[Provided records]
Start

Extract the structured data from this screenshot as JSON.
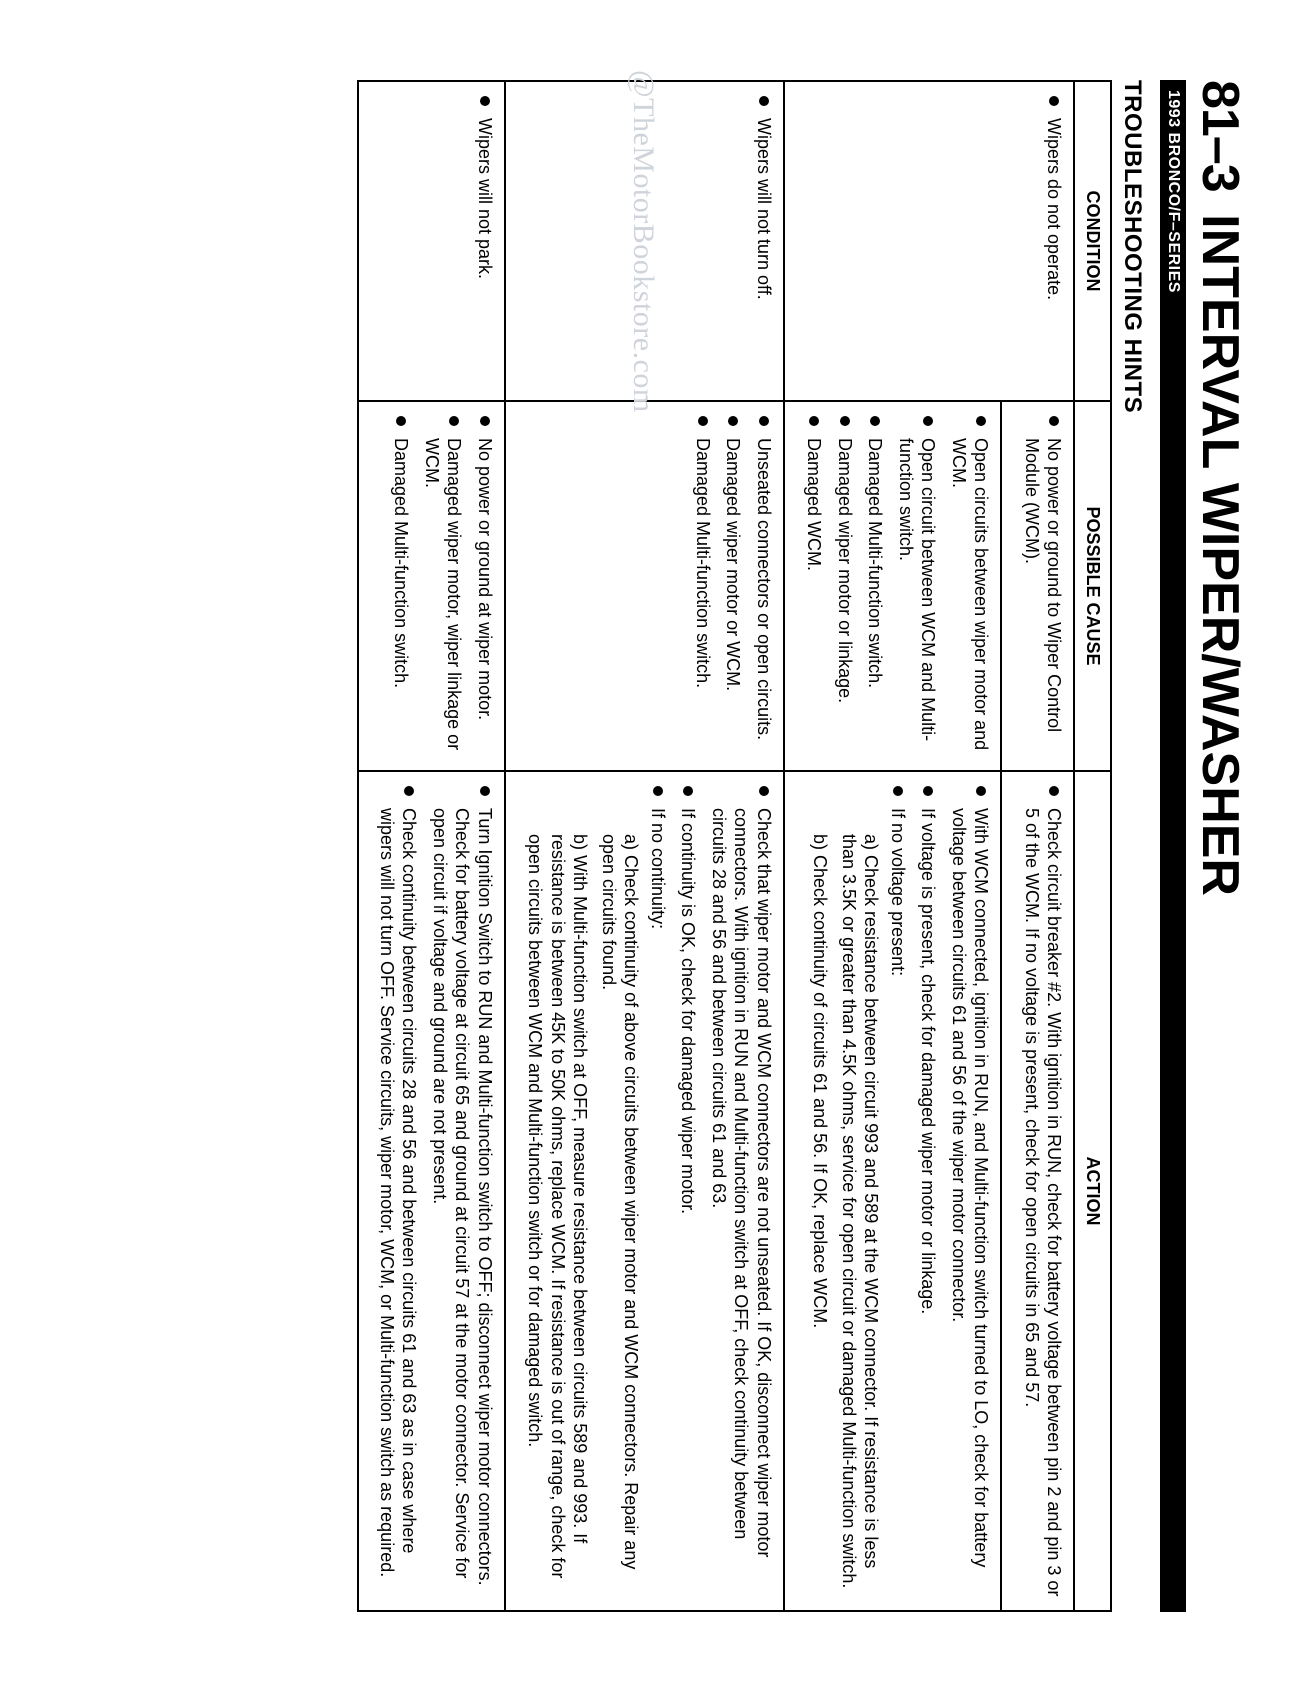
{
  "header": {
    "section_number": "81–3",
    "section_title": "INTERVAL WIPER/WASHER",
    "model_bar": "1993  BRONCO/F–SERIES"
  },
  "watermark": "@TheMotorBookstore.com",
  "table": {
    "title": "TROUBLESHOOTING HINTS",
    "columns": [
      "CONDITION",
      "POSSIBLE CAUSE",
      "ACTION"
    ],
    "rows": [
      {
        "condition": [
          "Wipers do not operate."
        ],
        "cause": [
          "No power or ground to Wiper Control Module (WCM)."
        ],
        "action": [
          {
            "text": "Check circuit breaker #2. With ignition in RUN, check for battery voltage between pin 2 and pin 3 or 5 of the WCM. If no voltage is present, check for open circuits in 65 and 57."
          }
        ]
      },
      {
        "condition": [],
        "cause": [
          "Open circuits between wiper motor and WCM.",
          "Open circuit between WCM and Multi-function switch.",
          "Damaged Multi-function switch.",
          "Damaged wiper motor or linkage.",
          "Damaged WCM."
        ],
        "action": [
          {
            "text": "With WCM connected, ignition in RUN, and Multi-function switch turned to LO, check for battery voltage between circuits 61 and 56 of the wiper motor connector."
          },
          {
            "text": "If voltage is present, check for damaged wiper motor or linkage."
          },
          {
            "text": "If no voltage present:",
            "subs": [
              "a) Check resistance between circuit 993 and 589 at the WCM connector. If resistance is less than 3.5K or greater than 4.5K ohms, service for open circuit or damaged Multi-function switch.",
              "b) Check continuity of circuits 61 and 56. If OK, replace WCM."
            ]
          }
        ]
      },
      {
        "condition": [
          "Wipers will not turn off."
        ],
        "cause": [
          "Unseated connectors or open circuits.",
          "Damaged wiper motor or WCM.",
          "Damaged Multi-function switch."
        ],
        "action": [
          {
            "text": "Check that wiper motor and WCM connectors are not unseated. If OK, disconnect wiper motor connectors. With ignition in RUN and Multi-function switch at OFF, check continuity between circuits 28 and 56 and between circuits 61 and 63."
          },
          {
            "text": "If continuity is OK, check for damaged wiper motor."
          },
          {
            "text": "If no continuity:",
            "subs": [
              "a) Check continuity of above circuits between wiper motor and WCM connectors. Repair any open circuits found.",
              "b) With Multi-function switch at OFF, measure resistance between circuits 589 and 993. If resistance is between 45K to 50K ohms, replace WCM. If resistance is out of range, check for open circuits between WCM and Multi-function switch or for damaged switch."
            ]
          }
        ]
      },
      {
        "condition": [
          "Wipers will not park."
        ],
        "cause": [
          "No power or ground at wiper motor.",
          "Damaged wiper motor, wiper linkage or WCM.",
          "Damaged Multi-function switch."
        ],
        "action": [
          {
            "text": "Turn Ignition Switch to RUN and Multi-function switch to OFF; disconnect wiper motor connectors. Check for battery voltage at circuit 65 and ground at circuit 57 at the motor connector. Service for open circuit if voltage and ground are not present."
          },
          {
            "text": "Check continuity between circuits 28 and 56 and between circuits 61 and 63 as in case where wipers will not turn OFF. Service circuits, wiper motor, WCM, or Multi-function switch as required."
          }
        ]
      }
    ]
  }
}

End

[Given request]
Copy each line that contains the word "resistance".

[Solution to this task]
              "a) Check resistance between circuit 993 and 589 at the WCM connector. If resistance is less than 3.5K or greater than 4.5K ohms, service for open circuit or damaged Multi-function switch.",
              "b) With Multi-function switch at OFF, measure resistance between circuits 589 and 993. If resistance is between 45K to 50K ohms, replace WCM. If resistance is out of range, check for open circuits between WCM and Multi-function switch or for damaged switch."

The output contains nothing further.